• [RECORD EXCERPTS]
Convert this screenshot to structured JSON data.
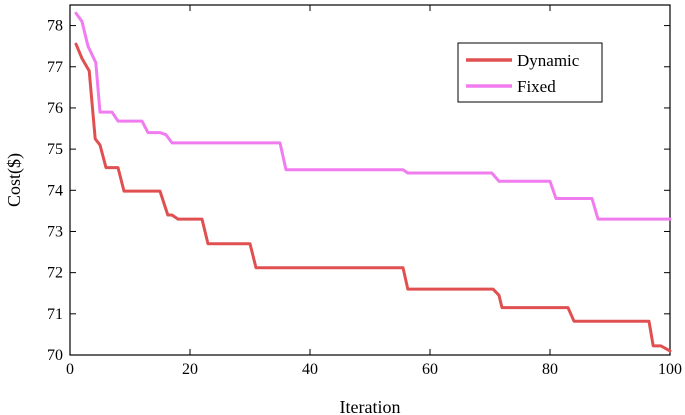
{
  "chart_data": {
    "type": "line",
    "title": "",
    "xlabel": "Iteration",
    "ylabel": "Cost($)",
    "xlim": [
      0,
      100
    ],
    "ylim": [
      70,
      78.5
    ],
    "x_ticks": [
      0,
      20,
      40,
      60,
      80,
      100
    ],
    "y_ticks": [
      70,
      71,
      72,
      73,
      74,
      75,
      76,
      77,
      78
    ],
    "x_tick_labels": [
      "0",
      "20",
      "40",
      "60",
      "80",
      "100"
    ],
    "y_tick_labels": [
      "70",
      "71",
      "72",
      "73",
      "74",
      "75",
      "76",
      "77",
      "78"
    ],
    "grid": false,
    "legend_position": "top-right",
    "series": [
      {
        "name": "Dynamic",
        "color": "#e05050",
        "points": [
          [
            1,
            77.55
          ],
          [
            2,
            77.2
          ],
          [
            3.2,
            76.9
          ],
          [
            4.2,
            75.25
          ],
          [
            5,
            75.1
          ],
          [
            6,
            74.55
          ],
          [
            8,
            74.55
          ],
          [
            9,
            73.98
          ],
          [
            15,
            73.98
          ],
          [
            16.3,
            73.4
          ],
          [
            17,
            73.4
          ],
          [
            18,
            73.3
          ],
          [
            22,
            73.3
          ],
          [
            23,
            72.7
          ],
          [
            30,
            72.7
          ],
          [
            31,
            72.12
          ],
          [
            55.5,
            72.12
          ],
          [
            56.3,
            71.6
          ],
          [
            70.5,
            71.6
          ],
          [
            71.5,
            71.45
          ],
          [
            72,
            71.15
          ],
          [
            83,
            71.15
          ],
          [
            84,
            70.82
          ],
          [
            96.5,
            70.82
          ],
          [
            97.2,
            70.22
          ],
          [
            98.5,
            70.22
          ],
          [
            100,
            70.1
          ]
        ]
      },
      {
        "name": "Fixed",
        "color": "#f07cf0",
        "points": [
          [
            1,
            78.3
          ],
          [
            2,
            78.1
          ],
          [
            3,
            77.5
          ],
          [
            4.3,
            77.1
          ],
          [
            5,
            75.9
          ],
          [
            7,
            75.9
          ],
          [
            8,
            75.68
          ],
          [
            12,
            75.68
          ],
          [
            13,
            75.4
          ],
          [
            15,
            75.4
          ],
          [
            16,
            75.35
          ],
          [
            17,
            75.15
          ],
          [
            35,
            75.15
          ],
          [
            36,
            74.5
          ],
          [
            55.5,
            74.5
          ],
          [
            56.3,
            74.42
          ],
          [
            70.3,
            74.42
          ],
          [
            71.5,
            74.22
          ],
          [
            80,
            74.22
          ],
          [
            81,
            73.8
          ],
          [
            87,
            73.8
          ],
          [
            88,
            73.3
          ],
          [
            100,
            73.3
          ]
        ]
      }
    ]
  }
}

• [SHORT PROBLEM] Make an exact copy of every entry above, minus the images.

• [ANSWER FOR THIS EXERCISE]
Convert this screenshot to structured JSON data.
{
  "chart_data": {
    "type": "line",
    "title": "",
    "xlabel": "Iteration",
    "ylabel": "Cost($)",
    "xlim": [
      0,
      100
    ],
    "ylim": [
      70,
      78.5
    ],
    "x_ticks": [
      0,
      20,
      40,
      60,
      80,
      100
    ],
    "y_ticks": [
      70,
      71,
      72,
      73,
      74,
      75,
      76,
      77,
      78
    ],
    "x_tick_labels": [
      "0",
      "20",
      "40",
      "60",
      "80",
      "100"
    ],
    "y_tick_labels": [
      "70",
      "71",
      "72",
      "73",
      "74",
      "75",
      "76",
      "77",
      "78"
    ],
    "grid": false,
    "legend_position": "top-right",
    "series": [
      {
        "name": "Dynamic",
        "color": "#e05050",
        "points": [
          [
            1,
            77.55
          ],
          [
            2,
            77.2
          ],
          [
            3.2,
            76.9
          ],
          [
            4.2,
            75.25
          ],
          [
            5,
            75.1
          ],
          [
            6,
            74.55
          ],
          [
            8,
            74.55
          ],
          [
            9,
            73.98
          ],
          [
            15,
            73.98
          ],
          [
            16.3,
            73.4
          ],
          [
            17,
            73.4
          ],
          [
            18,
            73.3
          ],
          [
            22,
            73.3
          ],
          [
            23,
            72.7
          ],
          [
            30,
            72.7
          ],
          [
            31,
            72.12
          ],
          [
            55.5,
            72.12
          ],
          [
            56.3,
            71.6
          ],
          [
            70.5,
            71.6
          ],
          [
            71.5,
            71.45
          ],
          [
            72,
            71.15
          ],
          [
            83,
            71.15
          ],
          [
            84,
            70.82
          ],
          [
            96.5,
            70.82
          ],
          [
            97.2,
            70.22
          ],
          [
            98.5,
            70.22
          ],
          [
            100,
            70.1
          ]
        ]
      },
      {
        "name": "Fixed",
        "color": "#f07cf0",
        "points": [
          [
            1,
            78.3
          ],
          [
            2,
            78.1
          ],
          [
            3,
            77.5
          ],
          [
            4.3,
            77.1
          ],
          [
            5,
            75.9
          ],
          [
            7,
            75.9
          ],
          [
            8,
            75.68
          ],
          [
            12,
            75.68
          ],
          [
            13,
            75.4
          ],
          [
            15,
            75.4
          ],
          [
            16,
            75.35
          ],
          [
            17,
            75.15
          ],
          [
            35,
            75.15
          ],
          [
            36,
            74.5
          ],
          [
            55.5,
            74.5
          ],
          [
            56.3,
            74.42
          ],
          [
            70.3,
            74.42
          ],
          [
            71.5,
            74.22
          ],
          [
            80,
            74.22
          ],
          [
            81,
            73.8
          ],
          [
            87,
            73.8
          ],
          [
            88,
            73.3
          ],
          [
            100,
            73.3
          ]
        ]
      }
    ]
  }
}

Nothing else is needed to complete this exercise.